▶ [DIRECTIONS]
Tally the lines that contain "JSON" and report the total alone.

▶ [DATA LINES]
— start —
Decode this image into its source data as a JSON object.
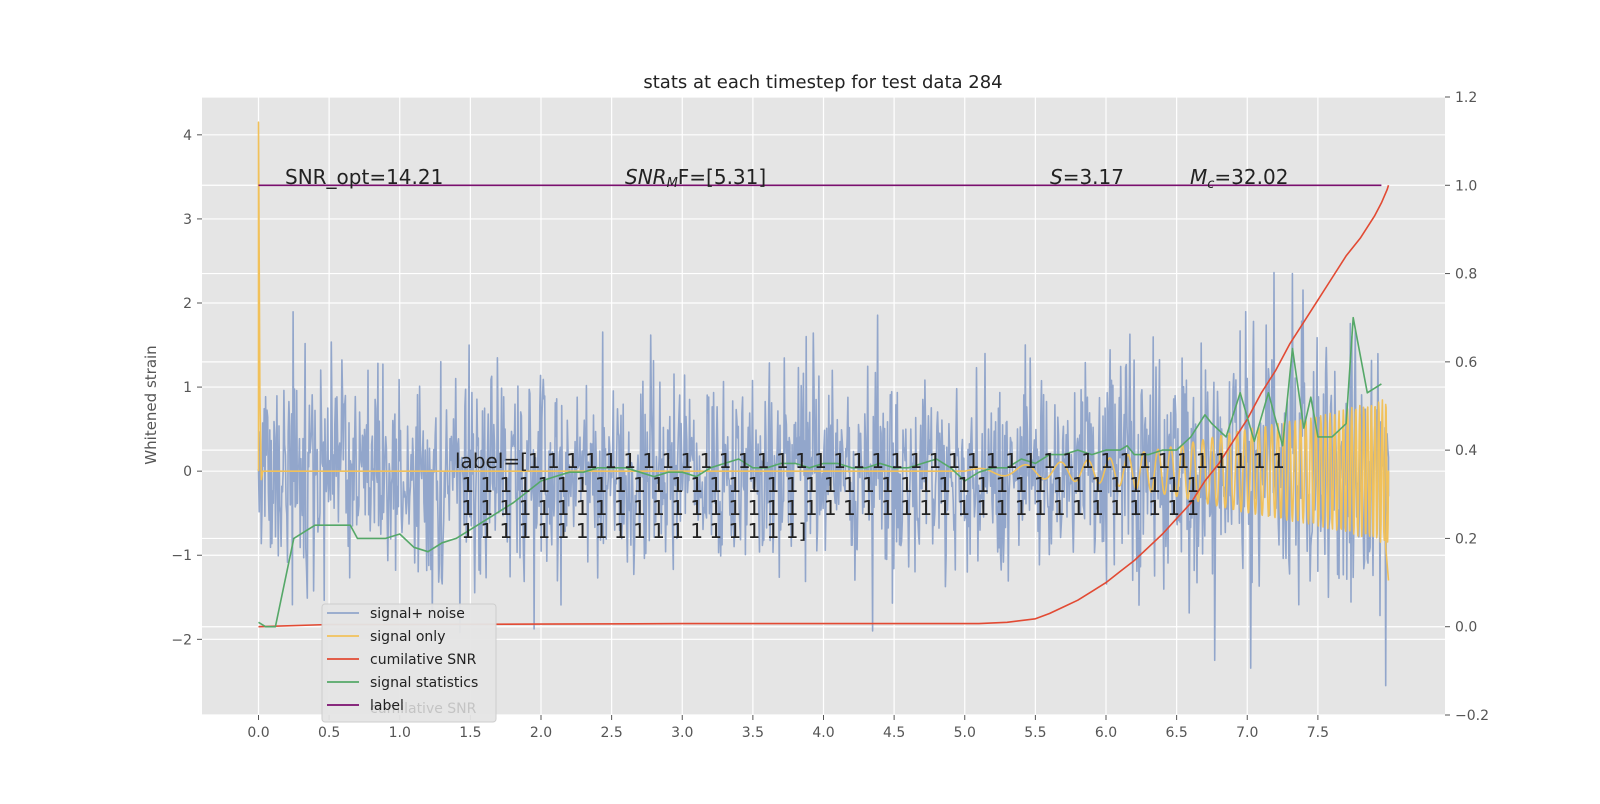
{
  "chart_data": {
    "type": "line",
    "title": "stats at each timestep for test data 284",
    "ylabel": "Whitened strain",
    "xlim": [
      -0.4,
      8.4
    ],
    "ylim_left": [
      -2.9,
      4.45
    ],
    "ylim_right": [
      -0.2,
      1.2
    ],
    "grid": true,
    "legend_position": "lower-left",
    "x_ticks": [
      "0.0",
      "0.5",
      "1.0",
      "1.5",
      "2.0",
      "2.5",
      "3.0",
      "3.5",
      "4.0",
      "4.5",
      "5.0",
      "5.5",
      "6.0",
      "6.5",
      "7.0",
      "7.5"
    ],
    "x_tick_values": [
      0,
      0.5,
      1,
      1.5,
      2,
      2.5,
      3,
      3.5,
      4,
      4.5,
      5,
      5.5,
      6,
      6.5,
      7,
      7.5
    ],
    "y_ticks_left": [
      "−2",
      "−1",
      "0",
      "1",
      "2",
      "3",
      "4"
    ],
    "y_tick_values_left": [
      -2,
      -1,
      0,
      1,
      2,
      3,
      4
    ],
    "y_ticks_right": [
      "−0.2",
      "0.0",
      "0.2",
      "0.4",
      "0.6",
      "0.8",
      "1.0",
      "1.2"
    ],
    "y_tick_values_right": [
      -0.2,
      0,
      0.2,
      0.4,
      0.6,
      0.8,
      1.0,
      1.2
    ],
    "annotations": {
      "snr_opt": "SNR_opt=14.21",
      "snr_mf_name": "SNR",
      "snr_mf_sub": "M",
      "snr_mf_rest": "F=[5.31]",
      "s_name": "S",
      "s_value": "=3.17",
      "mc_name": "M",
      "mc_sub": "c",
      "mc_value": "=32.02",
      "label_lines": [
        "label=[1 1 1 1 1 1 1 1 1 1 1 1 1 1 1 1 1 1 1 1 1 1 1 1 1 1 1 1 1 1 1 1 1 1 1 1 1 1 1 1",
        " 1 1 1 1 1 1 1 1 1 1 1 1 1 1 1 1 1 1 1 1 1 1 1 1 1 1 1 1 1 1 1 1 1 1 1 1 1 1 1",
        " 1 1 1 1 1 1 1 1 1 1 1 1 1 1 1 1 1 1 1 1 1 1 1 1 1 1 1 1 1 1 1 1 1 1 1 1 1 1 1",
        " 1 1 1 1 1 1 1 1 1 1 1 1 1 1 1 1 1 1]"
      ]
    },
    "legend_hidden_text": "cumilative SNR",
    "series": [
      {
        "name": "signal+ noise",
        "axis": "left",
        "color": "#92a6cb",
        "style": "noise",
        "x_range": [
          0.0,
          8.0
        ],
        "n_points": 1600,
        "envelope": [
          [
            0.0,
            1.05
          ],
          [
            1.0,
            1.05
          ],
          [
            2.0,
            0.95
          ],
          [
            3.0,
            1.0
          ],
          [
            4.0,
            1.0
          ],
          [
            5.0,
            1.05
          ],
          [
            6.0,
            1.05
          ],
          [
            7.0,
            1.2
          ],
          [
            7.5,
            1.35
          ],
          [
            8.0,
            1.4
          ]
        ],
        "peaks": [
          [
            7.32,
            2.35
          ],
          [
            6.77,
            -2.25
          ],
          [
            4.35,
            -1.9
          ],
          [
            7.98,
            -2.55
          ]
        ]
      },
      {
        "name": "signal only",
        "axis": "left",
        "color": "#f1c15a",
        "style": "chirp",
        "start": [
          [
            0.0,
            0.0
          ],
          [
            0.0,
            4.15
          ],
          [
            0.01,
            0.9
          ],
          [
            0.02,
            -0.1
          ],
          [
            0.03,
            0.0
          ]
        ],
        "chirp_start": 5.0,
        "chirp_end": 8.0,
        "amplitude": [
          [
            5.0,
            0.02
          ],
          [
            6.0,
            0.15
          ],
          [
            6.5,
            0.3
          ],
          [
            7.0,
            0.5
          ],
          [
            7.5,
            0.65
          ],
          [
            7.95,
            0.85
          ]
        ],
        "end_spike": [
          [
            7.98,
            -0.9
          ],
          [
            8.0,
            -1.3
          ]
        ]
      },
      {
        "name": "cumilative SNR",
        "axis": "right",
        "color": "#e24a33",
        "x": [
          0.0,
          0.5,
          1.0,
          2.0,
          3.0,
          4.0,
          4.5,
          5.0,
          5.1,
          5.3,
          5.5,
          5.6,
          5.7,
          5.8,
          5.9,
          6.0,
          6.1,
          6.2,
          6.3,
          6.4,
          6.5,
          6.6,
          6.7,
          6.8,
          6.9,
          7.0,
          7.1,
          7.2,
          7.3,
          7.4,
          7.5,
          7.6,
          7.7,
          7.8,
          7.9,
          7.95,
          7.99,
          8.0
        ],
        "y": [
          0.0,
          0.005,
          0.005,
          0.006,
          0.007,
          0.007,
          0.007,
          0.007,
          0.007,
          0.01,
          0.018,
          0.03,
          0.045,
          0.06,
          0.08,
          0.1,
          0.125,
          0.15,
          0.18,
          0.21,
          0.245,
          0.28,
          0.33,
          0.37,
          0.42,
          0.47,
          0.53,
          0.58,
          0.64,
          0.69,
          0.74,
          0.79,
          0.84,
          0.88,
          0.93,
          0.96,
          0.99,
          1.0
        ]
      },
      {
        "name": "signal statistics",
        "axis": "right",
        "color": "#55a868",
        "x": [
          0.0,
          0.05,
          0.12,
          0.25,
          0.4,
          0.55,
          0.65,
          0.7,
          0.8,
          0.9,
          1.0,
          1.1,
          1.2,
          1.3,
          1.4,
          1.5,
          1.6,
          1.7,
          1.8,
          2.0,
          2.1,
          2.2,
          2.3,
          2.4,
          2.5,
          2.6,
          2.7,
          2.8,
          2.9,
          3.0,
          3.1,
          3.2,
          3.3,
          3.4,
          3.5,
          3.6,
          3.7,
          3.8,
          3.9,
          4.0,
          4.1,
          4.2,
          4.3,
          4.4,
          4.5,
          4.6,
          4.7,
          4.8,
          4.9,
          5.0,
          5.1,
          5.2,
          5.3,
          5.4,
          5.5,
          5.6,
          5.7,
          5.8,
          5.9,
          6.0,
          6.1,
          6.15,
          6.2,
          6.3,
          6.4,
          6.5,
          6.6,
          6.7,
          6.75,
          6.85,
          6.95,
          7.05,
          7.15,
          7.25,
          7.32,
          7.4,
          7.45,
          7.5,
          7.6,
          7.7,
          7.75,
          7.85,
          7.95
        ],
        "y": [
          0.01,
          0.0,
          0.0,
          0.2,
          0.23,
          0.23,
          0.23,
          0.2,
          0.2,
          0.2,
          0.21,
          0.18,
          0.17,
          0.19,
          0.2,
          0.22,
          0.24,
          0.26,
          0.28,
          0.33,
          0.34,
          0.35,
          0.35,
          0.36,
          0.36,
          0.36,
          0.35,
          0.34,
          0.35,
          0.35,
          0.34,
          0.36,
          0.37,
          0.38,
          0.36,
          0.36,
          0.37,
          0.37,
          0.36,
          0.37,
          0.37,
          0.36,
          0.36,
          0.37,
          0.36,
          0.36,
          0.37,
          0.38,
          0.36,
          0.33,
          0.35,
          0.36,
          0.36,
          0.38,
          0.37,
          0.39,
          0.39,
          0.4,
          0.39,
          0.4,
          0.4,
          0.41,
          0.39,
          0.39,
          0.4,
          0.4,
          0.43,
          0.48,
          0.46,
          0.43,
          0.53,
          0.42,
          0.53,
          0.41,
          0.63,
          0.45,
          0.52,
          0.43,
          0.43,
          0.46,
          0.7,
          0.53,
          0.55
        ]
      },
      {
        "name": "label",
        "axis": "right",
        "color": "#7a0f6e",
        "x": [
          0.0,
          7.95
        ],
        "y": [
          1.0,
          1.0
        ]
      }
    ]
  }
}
— end —
— start —
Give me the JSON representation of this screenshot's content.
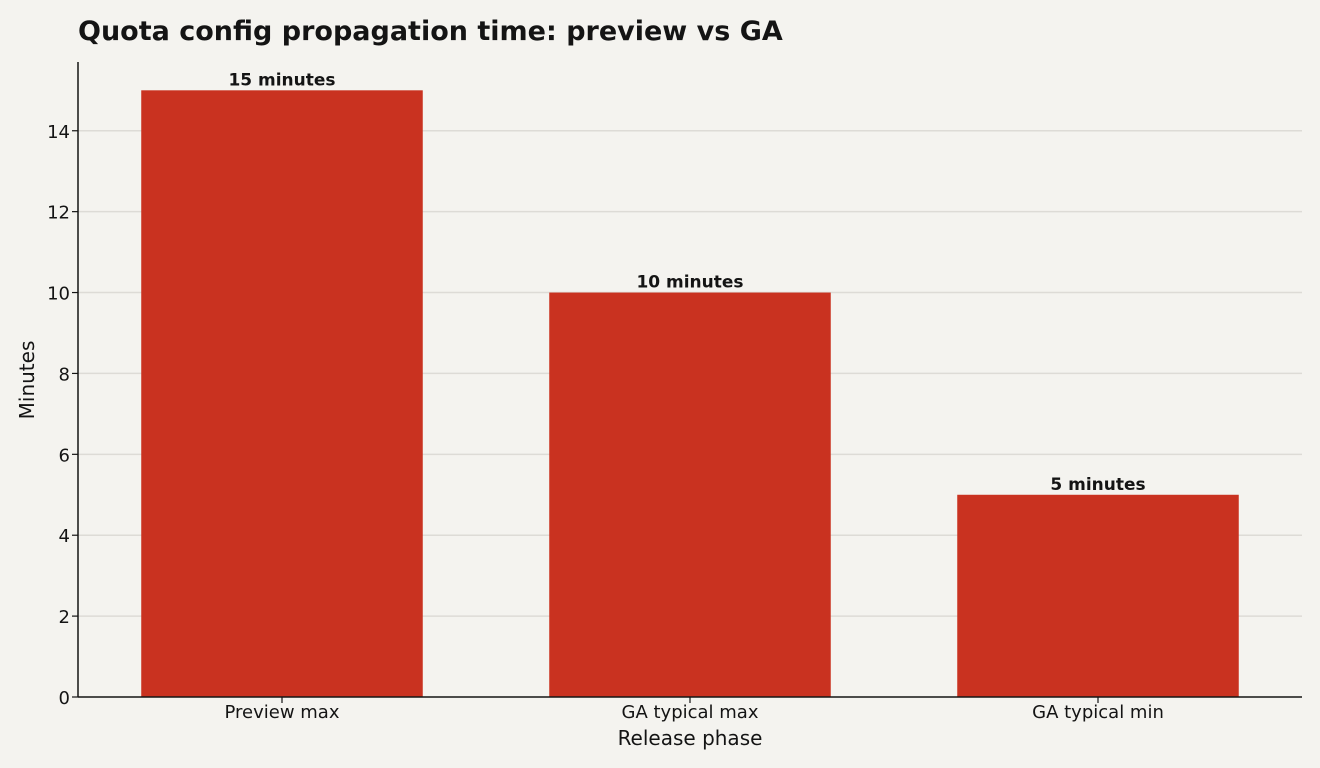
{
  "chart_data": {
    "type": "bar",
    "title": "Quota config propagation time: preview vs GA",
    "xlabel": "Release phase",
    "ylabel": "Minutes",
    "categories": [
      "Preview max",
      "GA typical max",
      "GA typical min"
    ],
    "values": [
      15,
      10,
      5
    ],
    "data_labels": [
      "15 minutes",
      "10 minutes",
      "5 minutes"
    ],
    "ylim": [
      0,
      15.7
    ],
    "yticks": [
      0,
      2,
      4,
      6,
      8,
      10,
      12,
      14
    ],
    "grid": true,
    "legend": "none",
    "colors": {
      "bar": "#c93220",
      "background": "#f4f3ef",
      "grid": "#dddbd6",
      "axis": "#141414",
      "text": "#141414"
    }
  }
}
— end —
▶ [TASK RESULT]
2